- [What is expected]: Please quote every line of the records below word for word, omitting the pictures.

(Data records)
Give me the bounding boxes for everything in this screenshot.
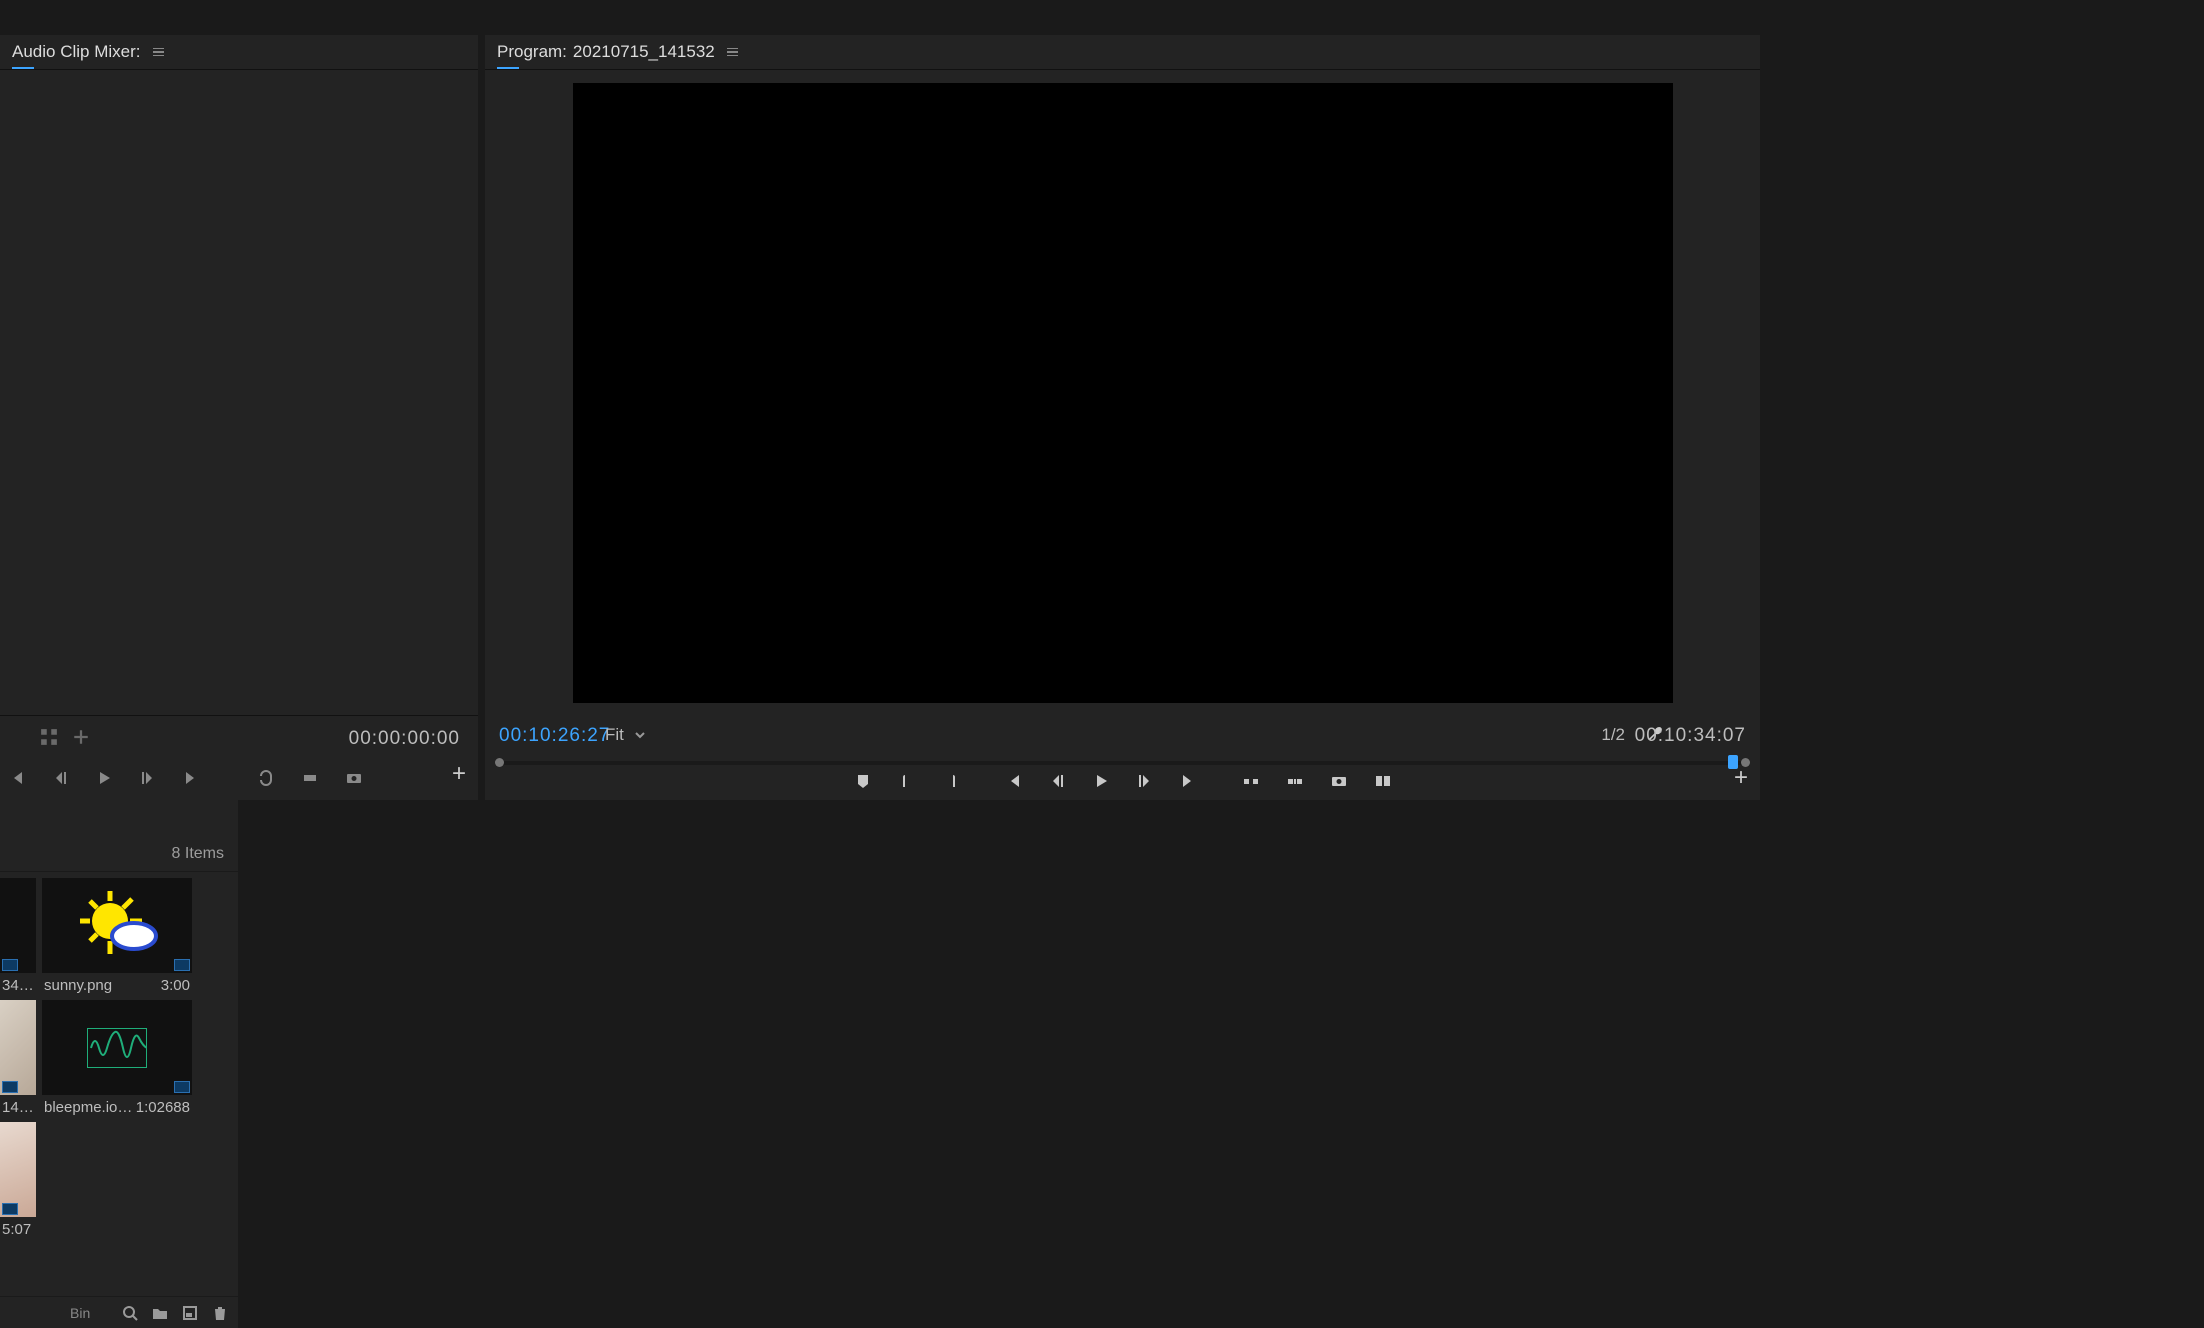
sequence-name: 20210715_141532: [573, 42, 715, 62]
tab-audio-clip-mixer[interactable]: Audio Clip Mixer:: [12, 35, 164, 69]
program-timecode-duration[interactable]: 00:10:34:07: [1635, 725, 1746, 747]
media-name: sunny.png: [44, 977, 112, 994]
program-canvas[interactable]: [573, 83, 1673, 703]
program-controls: 00:10:26:27 Fit 1/2 00:10:34:07: [485, 715, 1760, 800]
media-thumb[interactable]: [0, 878, 36, 973]
mixer-transport: [0, 766, 366, 790]
program-timecode-current[interactable]: 00:10:26:27: [499, 725, 610, 747]
waveform-icon: [87, 1028, 147, 1068]
media-thumb[interactable]: [0, 1000, 36, 1095]
mixer-footer: 00:00:00:00 +: [0, 715, 478, 800]
media-duration: 5:07: [2, 1221, 31, 1238]
search-icon[interactable]: [122, 1305, 138, 1321]
new-bin-icon[interactable]: [152, 1305, 168, 1321]
trash-icon[interactable]: [212, 1305, 228, 1321]
image-badge-icon: [174, 959, 190, 971]
media-duration: 34:07: [2, 977, 34, 994]
video-badge-icon: [2, 1081, 18, 1093]
play-button[interactable]: [92, 766, 116, 790]
app-menubar: [0, 0, 2204, 35]
add-button[interactable]: +: [452, 760, 466, 788]
mixer-tabbar: Audio Clip Mixer:: [0, 35, 478, 70]
media-card[interactable]: 34:07: [0, 878, 36, 994]
mixer-timecode[interactable]: 00:00:00:00: [349, 728, 460, 750]
media-thumb[interactable]: [0, 1122, 36, 1217]
scrub-start-handle[interactable]: [495, 758, 504, 767]
camera-icon[interactable]: [342, 766, 366, 790]
export-frame-button[interactable]: [1328, 770, 1350, 792]
chevron-down-icon: [634, 729, 646, 741]
audio-badge-icon: [174, 1081, 190, 1093]
mark-in-button[interactable]: [896, 770, 918, 792]
hamburger-icon[interactable]: [153, 48, 164, 57]
resolution-label: 1/2: [1601, 725, 1625, 745]
add-marker-button[interactable]: [852, 770, 874, 792]
project-panel: 8 Items 34:07 sunny.png 3:00: [0, 800, 238, 1328]
media-card[interactable]: 14:27: [0, 1000, 36, 1116]
tab-prefix: Program:: [497, 42, 567, 62]
new-item-icon[interactable]: [182, 1305, 198, 1321]
resolution-dropdown[interactable]: 1/2: [1601, 725, 1635, 745]
project-footer: Bin: [0, 1296, 238, 1328]
comparison-view-button[interactable]: [1372, 770, 1394, 792]
insert-button[interactable]: [298, 766, 322, 790]
media-card[interactable]: sunny.png 3:00: [42, 878, 192, 994]
media-name: bleepme.io – bleep …: [44, 1099, 136, 1116]
program-monitor-panel: Program: 20210715_141532 00:10:26:27 Fit…: [485, 35, 1760, 800]
loop-button[interactable]: [254, 766, 278, 790]
play-button[interactable]: [1090, 770, 1112, 792]
media-duration: 14:27: [2, 1099, 34, 1116]
step-forward-button[interactable]: [1134, 770, 1156, 792]
go-to-in-button[interactable]: [4, 766, 28, 790]
tab-label: Audio Clip Mixer:: [12, 42, 141, 62]
project-body[interactable]: 34:07 sunny.png 3:00 14:27: [0, 872, 238, 1296]
expand-icon[interactable]: [72, 728, 90, 746]
add-button[interactable]: +: [1734, 764, 1748, 792]
hamburger-icon[interactable]: [727, 48, 738, 57]
media-card[interactable]: 5:07: [0, 1122, 36, 1238]
step-back-button[interactable]: [1046, 770, 1068, 792]
video-badge-icon: [2, 1203, 18, 1215]
mixer-body: [0, 70, 478, 715]
media-thumb[interactable]: [42, 878, 192, 973]
media-duration: 3:00: [161, 977, 190, 994]
sequence-badge-icon: [2, 959, 18, 971]
media-duration: 1:02688: [136, 1099, 190, 1116]
go-to-in-button[interactable]: [1002, 770, 1024, 792]
program-scrub-bar[interactable]: [495, 755, 1750, 771]
program-viewer[interactable]: [485, 70, 1760, 715]
media-card[interactable]: bleepme.io – bleep …1:02688: [42, 1000, 192, 1116]
step-back-button[interactable]: [48, 766, 72, 790]
zoom-label: Fit: [605, 725, 624, 745]
tab-program[interactable]: Program: 20210715_141532: [497, 35, 738, 69]
zoom-dropdown[interactable]: Fit: [605, 725, 646, 745]
footer-label: Bin: [70, 1305, 90, 1321]
mixer-view-icons: [40, 728, 90, 746]
media-thumb[interactable]: [42, 1000, 192, 1095]
go-to-out-button[interactable]: [1178, 770, 1200, 792]
sunny-thumb-icon: [72, 886, 162, 966]
go-to-out-button[interactable]: [180, 766, 204, 790]
scrub-track[interactable]: [503, 761, 1742, 765]
mark-out-button[interactable]: [940, 770, 962, 792]
grid-icon[interactable]: [40, 728, 58, 746]
lift-button[interactable]: [1240, 770, 1262, 792]
extract-button[interactable]: [1284, 770, 1306, 792]
audio-clip-mixer-panel: Audio Clip Mixer: 00:00:00:00 +: [0, 35, 478, 800]
project-header: 8 Items: [0, 800, 238, 872]
program-tabbar: Program: 20210715_141532: [485, 35, 1760, 70]
step-forward-button[interactable]: [136, 766, 160, 790]
program-transport: [485, 770, 1760, 792]
item-count: 8 Items: [172, 845, 224, 863]
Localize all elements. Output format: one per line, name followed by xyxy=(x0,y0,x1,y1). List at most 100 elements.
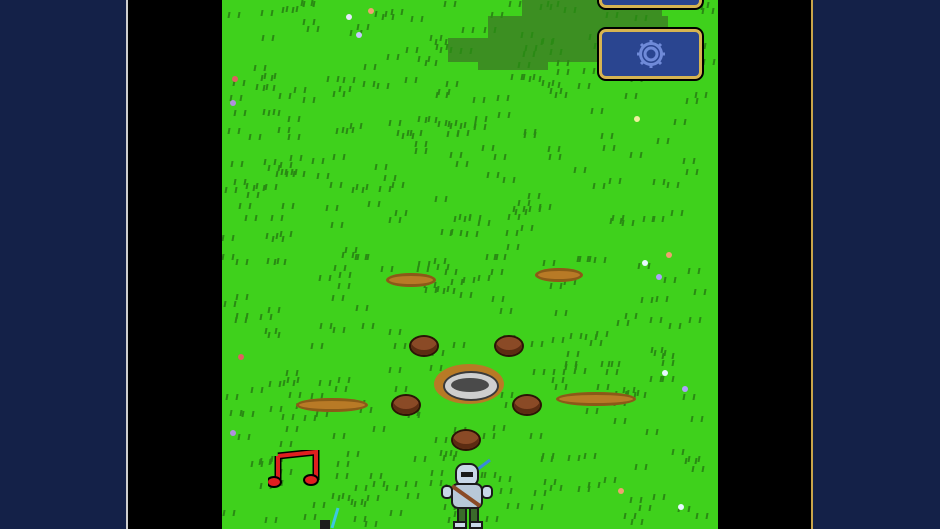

- [Completed exercise]:
Give me the bounding boxes for everything in this screenshot.
sequence-name: 20210715_141532: [573, 42, 715, 62]
tab-audio-clip-mixer[interactable]: Audio Clip Mixer:: [12, 35, 164, 69]
program-timecode-duration[interactable]: 00:10:34:07: [1635, 725, 1746, 747]
media-name: sunny.png: [44, 977, 112, 994]
program-canvas[interactable]: [573, 83, 1673, 703]
program-controls: 00:10:26:27 Fit 1/2 00:10:34:07: [485, 715, 1760, 800]
media-thumb[interactable]: [0, 878, 36, 973]
mixer-transport: [0, 766, 366, 790]
program-timecode-current[interactable]: 00:10:26:27: [499, 725, 610, 747]
waveform-icon: [87, 1028, 147, 1068]
media-thumb[interactable]: [0, 1000, 36, 1095]
mixer-footer: 00:00:00:00 +: [0, 715, 478, 800]
media-duration: 5:07: [2, 1221, 31, 1238]
search-icon[interactable]: [122, 1305, 138, 1321]
new-bin-icon[interactable]: [152, 1305, 168, 1321]
trash-icon[interactable]: [212, 1305, 228, 1321]
image-badge-icon: [174, 959, 190, 971]
media-duration: 34:07: [2, 977, 34, 994]
video-badge-icon: [2, 1081, 18, 1093]
play-button[interactable]: [92, 766, 116, 790]
app-menubar: [0, 0, 2204, 35]
add-button[interactable]: +: [452, 760, 466, 788]
mixer-tabbar: Audio Clip Mixer:: [0, 35, 478, 70]
media-card[interactable]: 34:07: [0, 878, 36, 994]
mixer-timecode[interactable]: 00:00:00:00: [349, 728, 460, 750]
media-thumb[interactable]: [0, 1122, 36, 1217]
scrub-start-handle[interactable]: [495, 758, 504, 767]
camera-icon[interactable]: [342, 766, 366, 790]
export-frame-button[interactable]: [1328, 770, 1350, 792]
chevron-down-icon: [634, 729, 646, 741]
audio-badge-icon: [174, 1081, 190, 1093]
mark-in-button[interactable]: [896, 770, 918, 792]
hamburger-icon[interactable]: [153, 48, 164, 57]
resolution-label: 1/2: [1601, 725, 1625, 745]
add-marker-button[interactable]: [852, 770, 874, 792]
project-panel: 8 Items 34:07 sunny.png 3:00: [0, 800, 238, 1328]
media-card[interactable]: 14:27: [0, 1000, 36, 1116]
tab-prefix: Program:: [497, 42, 567, 62]
new-item-icon[interactable]: [182, 1305, 198, 1321]
resolution-dropdown[interactable]: 1/2: [1601, 725, 1635, 745]
project-footer: Bin: [0, 1296, 238, 1328]
comparison-view-button[interactable]: [1372, 770, 1394, 792]
insert-button[interactable]: [298, 766, 322, 790]
media-card[interactable]: sunny.png 3:00: [42, 878, 192, 994]
media-name: bleepme.io – bleep …: [44, 1099, 136, 1116]
program-monitor-panel: Program: 20210715_141532 00:10:26:27 Fit…: [485, 35, 1760, 800]
loop-button[interactable]: [254, 766, 278, 790]
play-button[interactable]: [1090, 770, 1112, 792]
media-duration: 14:27: [2, 1099, 34, 1116]
step-forward-button[interactable]: [1134, 770, 1156, 792]
go-to-in-button[interactable]: [4, 766, 28, 790]
tab-label: Audio Clip Mixer:: [12, 42, 141, 62]
project-body[interactable]: 34:07 sunny.png 3:00 14:27: [0, 872, 238, 1296]
expand-icon[interactable]: [72, 728, 90, 746]
add-button[interactable]: +: [1734, 764, 1748, 792]
hamburger-icon[interactable]: [727, 48, 738, 57]
media-card[interactable]: 5:07: [0, 1122, 36, 1238]
step-back-button[interactable]: [1046, 770, 1068, 792]
video-badge-icon: [2, 1203, 18, 1215]
mixer-body: [0, 70, 478, 715]
media-thumb[interactable]: [42, 878, 192, 973]
media-duration: 3:00: [161, 977, 190, 994]
sequence-badge-icon: [2, 959, 18, 971]
media-duration: 1:02688: [136, 1099, 190, 1116]
go-to-in-button[interactable]: [1002, 770, 1024, 792]
program-scrub-bar[interactable]: [495, 755, 1750, 771]
program-viewer[interactable]: [485, 70, 1760, 715]
media-card[interactable]: bleepme.io – bleep …1:02688: [42, 1000, 192, 1116]
step-back-button[interactable]: [48, 766, 72, 790]
zoom-label: Fit: [605, 725, 624, 745]
tab-program[interactable]: Program: 20210715_141532: [497, 35, 738, 69]
zoom-dropdown[interactable]: Fit: [605, 725, 646, 745]
footer-label: Bin: [70, 1305, 90, 1321]
mixer-view-icons: [40, 728, 90, 746]
media-thumb[interactable]: [42, 1000, 192, 1095]
go-to-out-button[interactable]: [1178, 770, 1200, 792]
sunny-thumb-icon: [72, 886, 162, 966]
go-to-out-button[interactable]: [180, 766, 204, 790]
scrub-track[interactable]: [503, 761, 1742, 765]
mark-out-button[interactable]: [940, 770, 962, 792]
grid-icon[interactable]: [40, 728, 58, 746]
lift-button[interactable]: [1240, 770, 1262, 792]
extract-button[interactable]: [1284, 770, 1306, 792]
audio-clip-mixer-panel: Audio Clip Mixer: 00:00:00:00 +: [0, 35, 478, 800]
project-header: 8 Items: [0, 800, 238, 872]
program-tabbar: Program: 20210715_141532: [485, 35, 1760, 70]
step-forward-button[interactable]: [136, 766, 160, 790]
program-transport: [485, 770, 1760, 792]
item-count: 8 Items: [172, 845, 224, 863]
Localize all elements. Output format: one per line, name followed by xyxy=(x0,y0,x1,y1). List at most 100 elements.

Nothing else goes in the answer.